# The problem
Please rewrite each of the entries below with "SECOND ROUND" replaced by "ROUND OF 32" everywhere it appears, keeping everything else the same. Leave the pictures out of your answer.
*****
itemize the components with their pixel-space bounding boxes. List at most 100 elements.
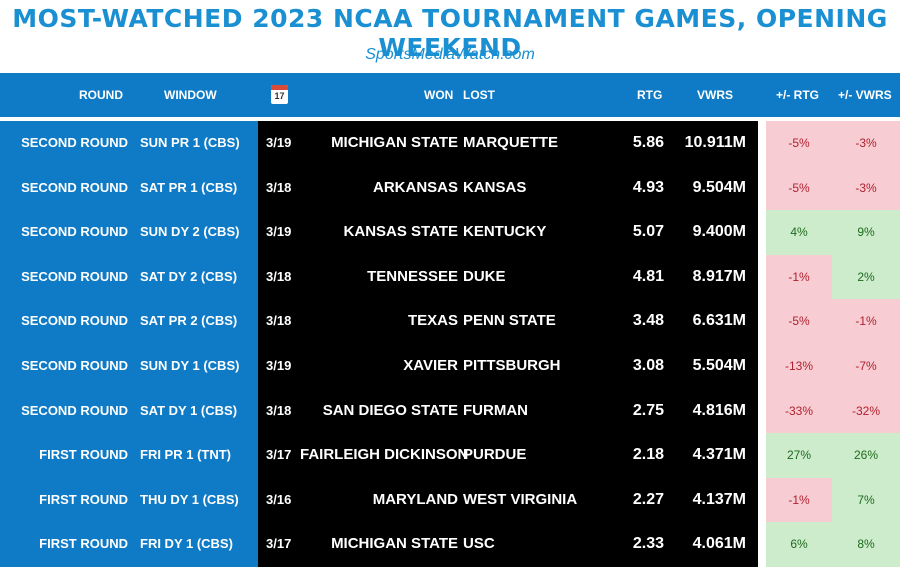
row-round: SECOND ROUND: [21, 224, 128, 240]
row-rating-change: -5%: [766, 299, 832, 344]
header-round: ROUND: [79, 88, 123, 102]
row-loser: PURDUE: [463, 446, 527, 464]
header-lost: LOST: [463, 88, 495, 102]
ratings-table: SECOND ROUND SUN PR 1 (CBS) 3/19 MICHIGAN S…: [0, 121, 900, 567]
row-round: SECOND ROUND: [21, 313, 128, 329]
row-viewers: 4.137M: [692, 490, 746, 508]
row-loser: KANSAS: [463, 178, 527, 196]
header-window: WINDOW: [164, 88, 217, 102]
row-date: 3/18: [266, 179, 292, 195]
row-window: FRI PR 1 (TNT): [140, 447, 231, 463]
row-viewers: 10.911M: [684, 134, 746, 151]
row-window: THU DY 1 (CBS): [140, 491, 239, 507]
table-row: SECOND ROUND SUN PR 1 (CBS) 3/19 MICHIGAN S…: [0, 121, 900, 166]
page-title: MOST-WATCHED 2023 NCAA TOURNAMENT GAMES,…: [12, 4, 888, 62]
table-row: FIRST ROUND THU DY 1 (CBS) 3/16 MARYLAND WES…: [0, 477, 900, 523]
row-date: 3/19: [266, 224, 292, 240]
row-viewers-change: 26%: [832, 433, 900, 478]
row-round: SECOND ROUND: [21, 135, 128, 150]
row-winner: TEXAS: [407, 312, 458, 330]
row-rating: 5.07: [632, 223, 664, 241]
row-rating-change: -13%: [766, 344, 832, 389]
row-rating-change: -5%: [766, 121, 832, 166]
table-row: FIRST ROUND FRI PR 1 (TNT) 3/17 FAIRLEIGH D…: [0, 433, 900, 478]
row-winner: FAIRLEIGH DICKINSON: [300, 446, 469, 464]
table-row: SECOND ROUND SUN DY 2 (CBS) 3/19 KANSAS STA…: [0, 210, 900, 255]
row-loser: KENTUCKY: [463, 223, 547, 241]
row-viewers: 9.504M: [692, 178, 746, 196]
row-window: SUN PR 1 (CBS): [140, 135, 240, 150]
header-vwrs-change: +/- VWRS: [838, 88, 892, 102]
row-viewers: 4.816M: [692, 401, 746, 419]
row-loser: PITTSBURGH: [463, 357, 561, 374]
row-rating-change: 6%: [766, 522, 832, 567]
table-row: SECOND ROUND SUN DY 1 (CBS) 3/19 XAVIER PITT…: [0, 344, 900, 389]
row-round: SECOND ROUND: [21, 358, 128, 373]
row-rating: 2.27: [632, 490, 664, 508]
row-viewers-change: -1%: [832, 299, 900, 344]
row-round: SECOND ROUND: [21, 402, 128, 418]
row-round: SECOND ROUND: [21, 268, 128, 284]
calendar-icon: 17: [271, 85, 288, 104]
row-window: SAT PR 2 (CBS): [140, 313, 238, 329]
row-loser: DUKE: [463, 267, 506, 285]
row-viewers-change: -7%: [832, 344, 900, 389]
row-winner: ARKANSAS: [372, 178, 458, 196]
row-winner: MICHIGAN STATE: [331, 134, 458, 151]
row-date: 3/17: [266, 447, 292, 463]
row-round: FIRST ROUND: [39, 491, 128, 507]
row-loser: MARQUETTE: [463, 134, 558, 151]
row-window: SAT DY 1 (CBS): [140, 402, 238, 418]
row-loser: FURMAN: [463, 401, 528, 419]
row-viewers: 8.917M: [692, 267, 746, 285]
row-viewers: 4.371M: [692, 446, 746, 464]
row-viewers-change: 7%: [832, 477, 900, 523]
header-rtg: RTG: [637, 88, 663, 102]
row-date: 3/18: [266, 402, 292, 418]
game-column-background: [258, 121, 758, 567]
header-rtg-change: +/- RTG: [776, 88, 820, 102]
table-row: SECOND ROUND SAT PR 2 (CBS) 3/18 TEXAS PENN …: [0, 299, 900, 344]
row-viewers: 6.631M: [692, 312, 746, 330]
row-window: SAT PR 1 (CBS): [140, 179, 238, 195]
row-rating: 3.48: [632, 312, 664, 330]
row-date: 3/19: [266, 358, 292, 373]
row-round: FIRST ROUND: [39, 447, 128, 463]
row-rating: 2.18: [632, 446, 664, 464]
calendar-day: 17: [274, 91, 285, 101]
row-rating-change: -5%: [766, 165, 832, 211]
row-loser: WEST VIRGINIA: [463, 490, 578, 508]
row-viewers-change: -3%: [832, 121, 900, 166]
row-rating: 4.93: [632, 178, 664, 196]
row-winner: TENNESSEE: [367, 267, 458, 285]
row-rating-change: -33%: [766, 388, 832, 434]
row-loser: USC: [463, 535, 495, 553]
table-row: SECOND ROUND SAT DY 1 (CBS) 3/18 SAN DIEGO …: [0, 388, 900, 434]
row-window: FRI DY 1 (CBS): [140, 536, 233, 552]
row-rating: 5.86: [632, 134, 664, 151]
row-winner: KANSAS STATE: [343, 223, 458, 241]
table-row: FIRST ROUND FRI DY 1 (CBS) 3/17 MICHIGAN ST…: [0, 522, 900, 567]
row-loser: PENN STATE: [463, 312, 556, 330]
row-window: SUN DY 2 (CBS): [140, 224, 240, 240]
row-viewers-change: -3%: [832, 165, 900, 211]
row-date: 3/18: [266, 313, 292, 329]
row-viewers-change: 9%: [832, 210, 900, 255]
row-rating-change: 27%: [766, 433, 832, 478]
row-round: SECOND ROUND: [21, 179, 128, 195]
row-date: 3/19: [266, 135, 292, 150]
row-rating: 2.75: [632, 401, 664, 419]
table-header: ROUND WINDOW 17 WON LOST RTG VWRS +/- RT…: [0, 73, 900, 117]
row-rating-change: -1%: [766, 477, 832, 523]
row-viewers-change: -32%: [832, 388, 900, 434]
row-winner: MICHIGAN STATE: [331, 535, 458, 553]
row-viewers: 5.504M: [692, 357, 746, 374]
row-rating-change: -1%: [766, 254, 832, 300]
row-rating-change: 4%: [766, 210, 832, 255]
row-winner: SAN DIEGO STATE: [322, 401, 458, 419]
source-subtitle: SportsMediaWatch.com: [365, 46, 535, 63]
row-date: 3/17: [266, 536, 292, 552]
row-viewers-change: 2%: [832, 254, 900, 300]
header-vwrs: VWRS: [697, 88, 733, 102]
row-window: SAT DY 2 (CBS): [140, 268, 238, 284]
*****
# Answer for the task
itemize the components with their pixel-space bounding boxes. List at most 100 elements.
row-round: ROUND OF 32: [21, 224, 128, 240]
row-rating-change: -5%: [766, 299, 832, 344]
header-round: ROUND: [79, 88, 123, 102]
row-loser: PURDUE: [463, 446, 527, 464]
header-lost: LOST: [463, 88, 495, 102]
ratings-table: ROUND OF 32 SUN PR 1 (CBS) 3/19 MICHIGAN S…: [0, 121, 900, 567]
row-round: ROUND OF 32: [21, 313, 128, 329]
row-viewers: 4.137M: [692, 490, 746, 508]
row-loser: KANSAS: [463, 178, 527, 196]
header-window: WINDOW: [164, 88, 217, 102]
row-date: 3/18: [266, 179, 292, 195]
row-window: FRI PR 1 (TNT): [140, 447, 231, 463]
row-viewers: 10.911M: [684, 134, 746, 151]
row-window: THU DY 1 (CBS): [140, 491, 239, 507]
table-row: ROUND OF 32 SUN PR 1 (CBS) 3/19 MICHIGAN S…: [0, 121, 900, 166]
page-title: MOST-WATCHED 2023 NCAA TOURNAMENT GAMES,…: [12, 4, 888, 62]
table-row: FIRST ROUND THU DY 1 (CBS) 3/16 MARYLAND WES…: [0, 477, 900, 523]
row-date: 3/19: [266, 224, 292, 240]
row-viewers-change: 26%: [832, 433, 900, 478]
row-round: ROUND OF 32: [21, 135, 128, 150]
row-winner: TEXAS: [407, 312, 458, 330]
row-rating: 5.07: [632, 223, 664, 241]
row-rating-change: -13%: [766, 344, 832, 389]
row-rating-change: -5%: [766, 121, 832, 166]
table-row: FIRST ROUND FRI PR 1 (TNT) 3/17 FAIRLEIGH D…: [0, 433, 900, 478]
row-winner: FAIRLEIGH DICKINSON: [300, 446, 469, 464]
table-row: ROUND OF 32 SUN DY 2 (CBS) 3/19 KANSAS STA…: [0, 210, 900, 255]
row-loser: KENTUCKY: [463, 223, 547, 241]
row-viewers: 9.504M: [692, 178, 746, 196]
row-window: SUN PR 1 (CBS): [140, 135, 240, 150]
header-vwrs-change: +/- VWRS: [838, 88, 892, 102]
row-viewers: 4.816M: [692, 401, 746, 419]
row-loser: PITTSBURGH: [463, 357, 561, 374]
row-rating-change: 6%: [766, 522, 832, 567]
table-row: ROUND OF 32 SUN DY 1 (CBS) 3/19 XAVIER PITT…: [0, 344, 900, 389]
row-round: ROUND OF 32: [21, 358, 128, 373]
row-rating: 2.27: [632, 490, 664, 508]
row-viewers-change: -1%: [832, 299, 900, 344]
row-round: ROUND OF 32: [21, 402, 128, 418]
row-round: ROUND OF 32: [21, 268, 128, 284]
calendar-icon: 17: [271, 85, 288, 104]
row-window: SAT PR 2 (CBS): [140, 313, 238, 329]
row-loser: DUKE: [463, 267, 506, 285]
row-viewers-change: -7%: [832, 344, 900, 389]
row-winner: ARKANSAS: [372, 178, 458, 196]
row-winner: MICHIGAN STATE: [331, 134, 458, 151]
row-date: 3/17: [266, 447, 292, 463]
row-round: FIRST ROUND: [39, 491, 128, 507]
row-loser: MARQUETTE: [463, 134, 558, 151]
row-window: SAT DY 1 (CBS): [140, 402, 238, 418]
row-loser: FURMAN: [463, 401, 528, 419]
row-viewers: 8.917M: [692, 267, 746, 285]
row-viewers: 4.371M: [692, 446, 746, 464]
row-viewers-change: 7%: [832, 477, 900, 523]
header-rtg: RTG: [637, 88, 663, 102]
row-date: 3/18: [266, 402, 292, 418]
game-column-background: [258, 121, 758, 567]
header-rtg-change: +/- RTG: [776, 88, 820, 102]
table-row: ROUND OF 32 SAT PR 2 (CBS) 3/18 TEXAS PENN …: [0, 299, 900, 344]
row-viewers: 6.631M: [692, 312, 746, 330]
row-window: SAT PR 1 (CBS): [140, 179, 238, 195]
row-rating: 3.48: [632, 312, 664, 330]
row-date: 3/19: [266, 358, 292, 373]
row-round: FIRST ROUND: [39, 447, 128, 463]
row-rating: 2.18: [632, 446, 664, 464]
calendar-day: 17: [274, 91, 285, 101]
row-rating-change: -5%: [766, 165, 832, 211]
row-loser: WEST VIRGINIA: [463, 490, 578, 508]
row-viewers-change: -3%: [832, 121, 900, 166]
row-rating: 4.93: [632, 178, 664, 196]
row-winner: TENNESSEE: [367, 267, 458, 285]
row-rating-change: -33%: [766, 388, 832, 434]
row-loser: USC: [463, 535, 495, 553]
table-row: ROUND OF 32 SAT DY 1 (CBS) 3/18 SAN DIEGO …: [0, 388, 900, 434]
row-window: FRI DY 1 (CBS): [140, 536, 233, 552]
row-rating: 5.86: [632, 134, 664, 151]
row-winner: KANSAS STATE: [343, 223, 458, 241]
table-row: FIRST ROUND FRI DY 1 (CBS) 3/17 MICHIGAN ST…: [0, 522, 900, 567]
row-loser: PENN STATE: [463, 312, 556, 330]
row-window: SUN DY 2 (CBS): [140, 224, 240, 240]
row-viewers-change: -3%: [832, 165, 900, 211]
row-date: 3/18: [266, 313, 292, 329]
row-viewers-change: 9%: [832, 210, 900, 255]
row-rating-change: 27%: [766, 433, 832, 478]
row-round: ROUND OF 32: [21, 179, 128, 195]
row-date: 3/19: [266, 135, 292, 150]
row-rating: 2.75: [632, 401, 664, 419]
table-header: ROUND WINDOW 17 WON LOST RTG VWRS +/- RT…: [0, 73, 900, 117]
row-rating-change: -1%: [766, 477, 832, 523]
row-viewers-change: -32%: [832, 388, 900, 434]
row-winner: MICHIGAN STATE: [331, 535, 458, 553]
row-viewers: 5.504M: [692, 357, 746, 374]
row-rating-change: -1%: [766, 254, 832, 300]
row-rating-change: 4%: [766, 210, 832, 255]
row-winner: SAN DIEGO STATE: [322, 401, 458, 419]
source-subtitle: SportsMediaWatch.com: [365, 46, 535, 63]
row-date: 3/17: [266, 536, 292, 552]
row-viewers-change: 2%: [832, 254, 900, 300]
header-vwrs: VWRS: [697, 88, 733, 102]
row-window: SAT DY 2 (CBS): [140, 268, 238, 284]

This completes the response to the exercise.